(Exercise directions):
Here are some records; quote them exactly, leaving out the pictures.

(Data supplied):
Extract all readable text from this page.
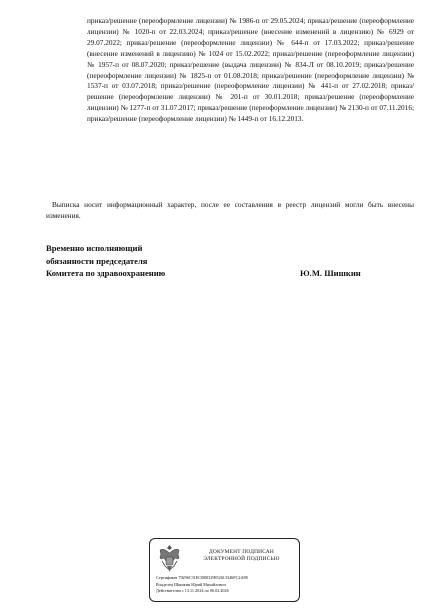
приказ/решение (переоформление лицензии) № 1986-п от 29.05.2024; приказ/решение (переоформление лицензии) № 1020-п от 22.03.2024; приказ/решение (внесение изменений в лицензию) № 6929 от 29.07.2022; приказ/решение (переоформление лицензии) № 644-п от 17.03.2022; приказ/решение (внесение изменений в лицензию) № 1024 от 15.02.2022; приказ/решение (переоформление лицензии) № 1957-п от 08.07.2020; приказ/решение (выдача лицензии) № 834-Л от 08.10.2019; приказ/решение (переоформление лицензии) № 1825-п от 01.08.2018; приказ/решение (переоформление лицензии) № 1537-п от 03.07.2018; приказ/решение (переоформление лицензии) № 441-п от 27.02.2018; приказ/решение (переоформление лицензии) № 201-п от 30.01.2018; приказ/решение (переоформление лицензии) № 1277-п от 31.07.2017; приказ/решение (переоформление лицензии) № 2130-п от 07.11.2016; приказ/решение (переоформление лицензии) № 1449-п от 16.12.2013.

Выписка носит информационный характер, после ее составления в реестр лицензий могли быть внесены изменения.

Временно исполняющий
обязанности председателя
Комитета по здравоохранению	Ю.М. Шишкин
ДОКУМЕНТ ПОДПИСАН
ЭЛЕКТРОННОЙ ПОДПИСЬЮ
Сертификат 79296C31EC0B0329852613346FC2A88
Владелец Шишкин Юрий Михайлович
Действителен с 13.11.2024 по 06.02.2026
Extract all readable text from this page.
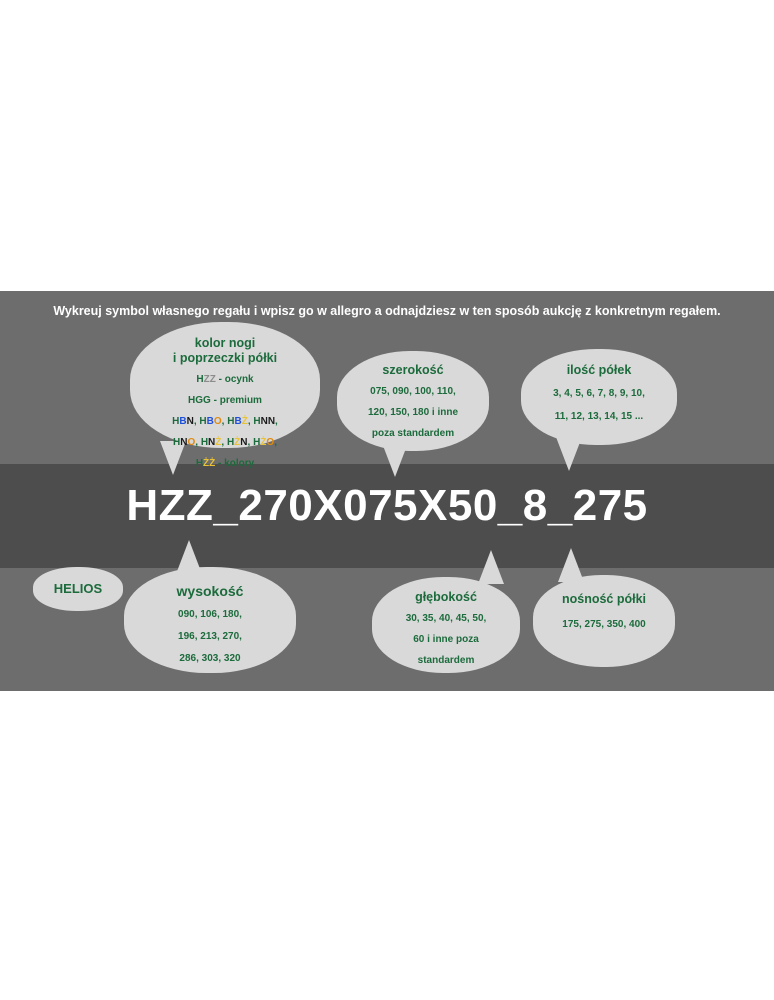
Wykreuj symbol własnego regału i wpisz go w allegro a odnajdziesz w ten sposób aukcję z konkretnym regałem.
HZZ_270X075X50_8_275
kolor nogi
i poprzeczki półki
HZZ - ocynk
HGG - premium
HBN, HBO, HBŻ, HNN,
HNO, HNŻ, HŻN, HŻO,
HŻŻ - kolory
szerokość
075, 090, 100, 110,
120, 150, 180 i inne
poza standardem
ilość półek
3, 4, 5, 6, 7, 8, 9, 10,
11, 12, 13, 14, 15 ...
HELIOS	wysokość
090, 106, 180,
196, 213, 270,
286, 303, 320
głębokość
30, 35, 40, 45, 50,
60 i inne poza
standardem
nośność półki
175, 275, 350, 400
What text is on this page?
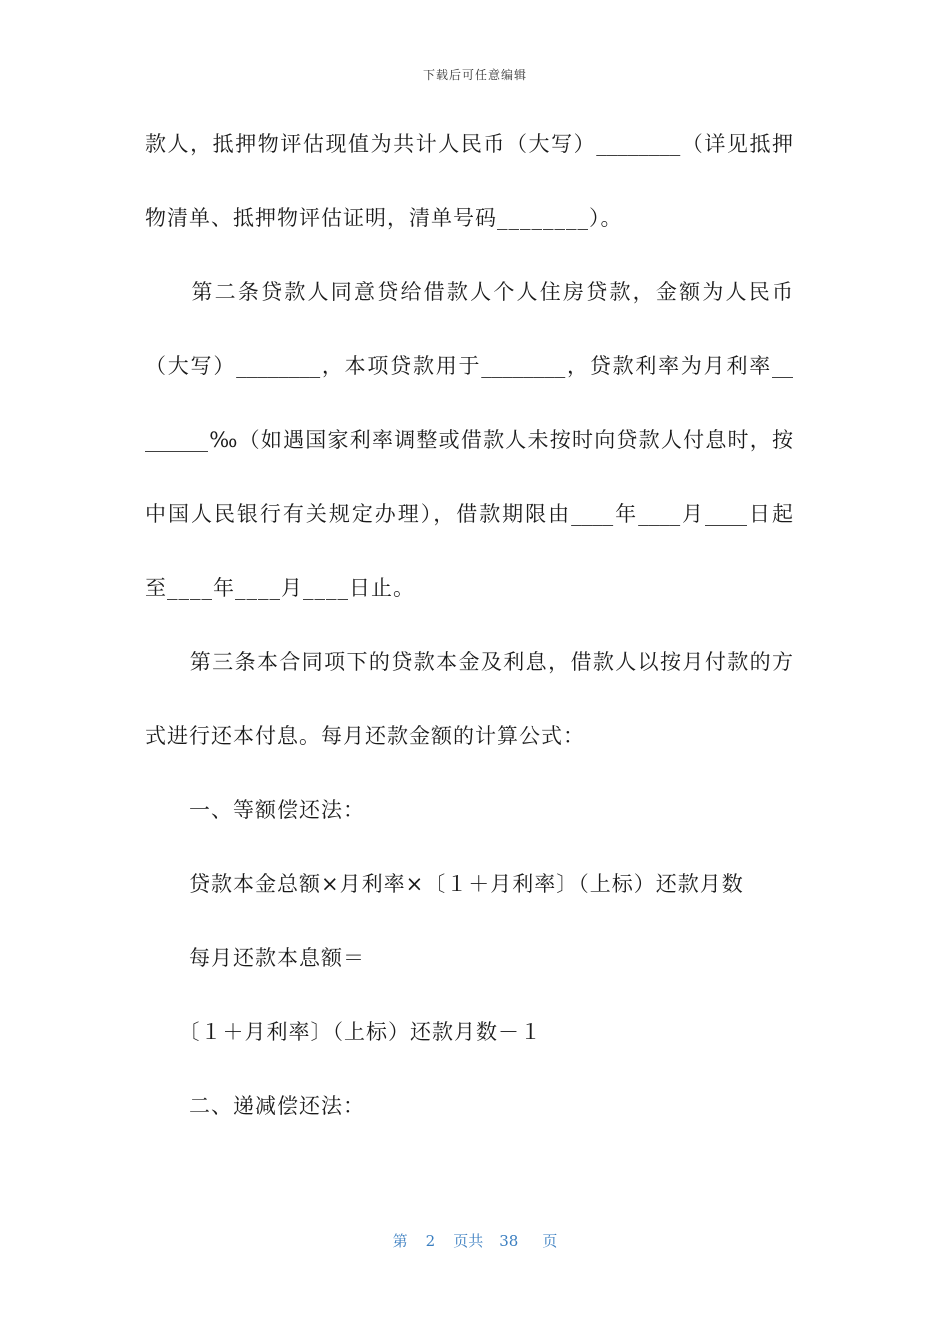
下载后可任意编辑
款人，抵押物评估现值为共计人民币（大写）________（详见抵押
物清单、抵押物评估证明，清单号码________）。
　　第二条贷款人同意贷给借款人个人住房贷款，金额为人民币
（大写）________，本项贷款用于________，贷款利率为月利率__
______‰（如遇国家利率调整或借款人未按时向贷款人付息时，按
中国人民银行有关规定办理），借款期限由____年____月____日起
至____年____月____日止。
　　第三条本合同项下的贷款本金及利息，借款人以按月付款的方
式进行还本付息。每月还款金额的计算公式：
　　一、等额偿还法：
　　贷款本金总额×月利率×〔１＋月利率〕（上标）还款月数
　　每月还款本息额＝
　　〔１＋月利率〕（上标）还款月数－１
　　二、递减偿还法：
第 2 页共 38 页
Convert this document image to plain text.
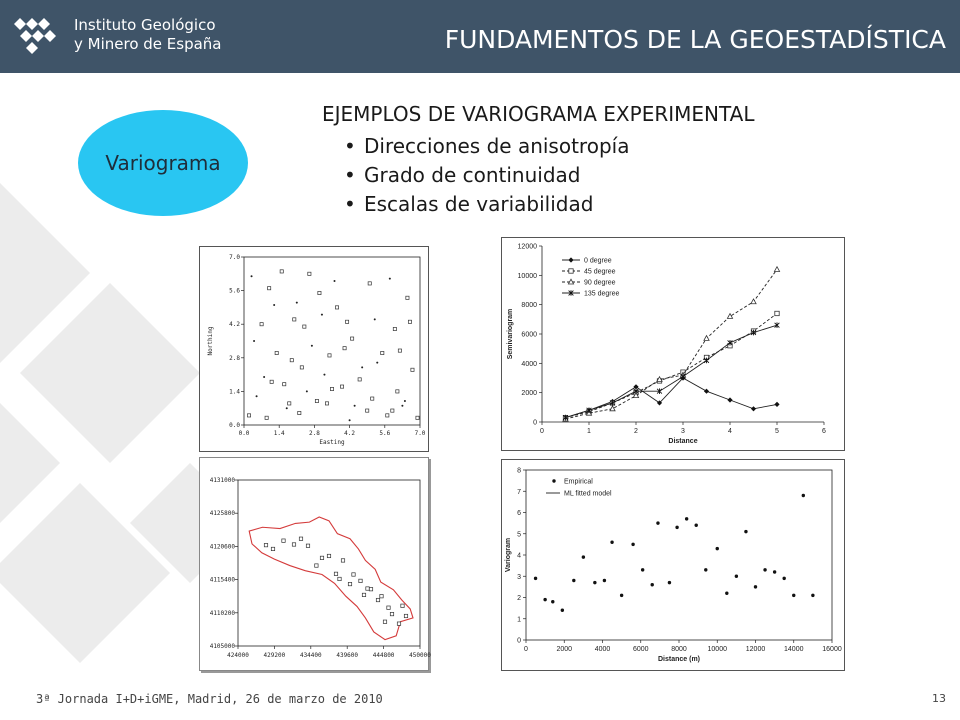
Instituto Geológico
y Minero de España	FUNDAMENTOS DE LA GEOESTADÍSTICA
Variograma
EJEMPLOS DE VARIOGRAMA EXPERIMENTAL
• Direcciones de anisotropía
• Grado de continuidad
• Escalas de variabilidad
0.0	1.4	2.8	4.2	5.6	7.0
0.0
1.4
2.8
4.2
5.6
7.0
Easting
Northing
0
2000
4000
6000
8000
10000
12000
0	1	2	3	4	5	6
Distance
Semivariogram
0 degree
45 degree
90 degree
135 degree
424000 429200 434400 439600 444800 450000
4131000
4125800
4120600
4115400
4110200
4105000
0
1
2
3
4
5
6
7
8
0	2000	4000	6000	8000	10000	12000	14000	16000
Distance (m)
Variogram
Empirical
ML fitted model
3ª Jornada I+D+iGME, Madrid, 26 de marzo de 2010	13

(Answer to the problem):
Extract all readable text from this page.
приказ/решение (переоформление лицензии) № 1986-п от 29.05.2024; приказ/решение (переоформление лицензии) № 1020-п от 22.03.2024; приказ/решение (внесение изменений в лицензию) № 6929 от 29.07.2022; приказ/решение (переоформление лицензии) № 644-п от 17.03.2022; приказ/решение (внесение изменений в лицензию) № 1024 от 15.02.2022; приказ/решение (переоформление лицензии) № 1957-п от 08.07.2020; приказ/решение (выдача лицензии) № 834-Л от 08.10.2019; приказ/решение (переоформление лицензии) № 1825-п от 01.08.2018; приказ/решение (переоформление лицензии) № 1537-п от 03.07.2018; приказ/решение (переоформление лицензии) № 441-п от 27.02.2018; приказ/решение (переоформление лицензии) № 201-п от 30.01.2018; приказ/решение (переоформление лицензии) № 1277-п от 31.07.2017; приказ/решение (переоформление лицензии) № 2130-п от 07.11.2016; приказ/решение (переоформление лицензии) № 1449-п от 16.12.2013.

Выписка носит информационный характер, после ее составления в реестр лицензий могли быть внесены изменения.

Временно исполняющий
обязанности председателя
Комитета по здравоохранению	Ю.М. Шишкин
ДОКУМЕНТ ПОДПИСАН
ЭЛЕКТРОННОЙ ПОДПИСЬЮ
Сертификат 79296C31EC0B0329852613346FC2A88
Владелец Шишкин Юрий Михайлович
Действителен с 13.11.2024 по 06.02.2026
Extract all readable text from this page.
Wykreuj symbol własnego regału i wpisz go w allegro a odnajdziesz w ten sposób aukcję z konkretnym regałem.
HZZ_270X075X50_8_275
kolor nogi
i poprzeczki półki
HZZ - ocynk
HGG - premium
HBN, HBO, HBŻ, HNN,
HNO, HNŻ, HŻN, HŻO,
HŻŻ - kolory
szerokość
075, 090, 100, 110,
120, 150, 180 i inne
poza standardem
ilość półek
3, 4, 5, 6, 7, 8, 9, 10,
11, 12, 13, 14, 15 ...
HELIOS	wysokość
090, 106, 180,
196, 213, 270,
286, 303, 320
głębokość
30, 35, 40, 45, 50,
60 i inne poza
standardem
nośność półki
175, 275, 350, 400
What text is on this page?
下载后可任意编辑
款人，抵押物评估现值为共计人民币（大写）________（详见抵押
物清单、抵押物评估证明，清单号码________）。
　　第二条贷款人同意贷给借款人个人住房贷款，金额为人民币
（大写）________，本项贷款用于________，贷款利率为月利率__
______‰（如遇国家利率调整或借款人未按时向贷款人付息时，按
中国人民银行有关规定办理），借款期限由____年____月____日起
至____年____月____日止。
　　第三条本合同项下的贷款本金及利息，借款人以按月付款的方
式进行还本付息。每月还款金额的计算公式：
　　一、等额偿还法：
　　贷款本金总额×月利率×〔１＋月利率〕（上标）还款月数
　　每月还款本息额＝
　　〔１＋月利率〕（上标）还款月数－１
　　二、递减偿还法：
第 2 页共 38 页
Convert this document image to plain text.
Instituto Geológico
y Minero de España	FUNDAMENTOS DE LA GEOESTADÍSTICA
Variograma
EJEMPLOS DE VARIOGRAMA EXPERIMENTAL
• Direcciones de anisotropía
• Grado de continuidad
• Escalas de variabilidad
0.0	1.4	2.8	4.2	5.6	7.0
0.0
1.4
2.8
4.2
5.6
7.0
Easting
Northing
0
2000
4000
6000
8000
10000
12000
0	1	2	3	4	5	6
Distance
Semivariogram
0 degree
45 degree
90 degree
135 degree
424000 429200 434400 439600 444800 450000
4131000
4125800
4120600
4115400
4110200
4105000
0
1
2
3
4
5
6
7
8
0	2000	4000	6000	8000	10000	12000	14000	16000
Distance (m)
Variogram
Empirical
ML fitted model
3ª Jornada I+D+iGME, Madrid, 26 de marzo de 2010	13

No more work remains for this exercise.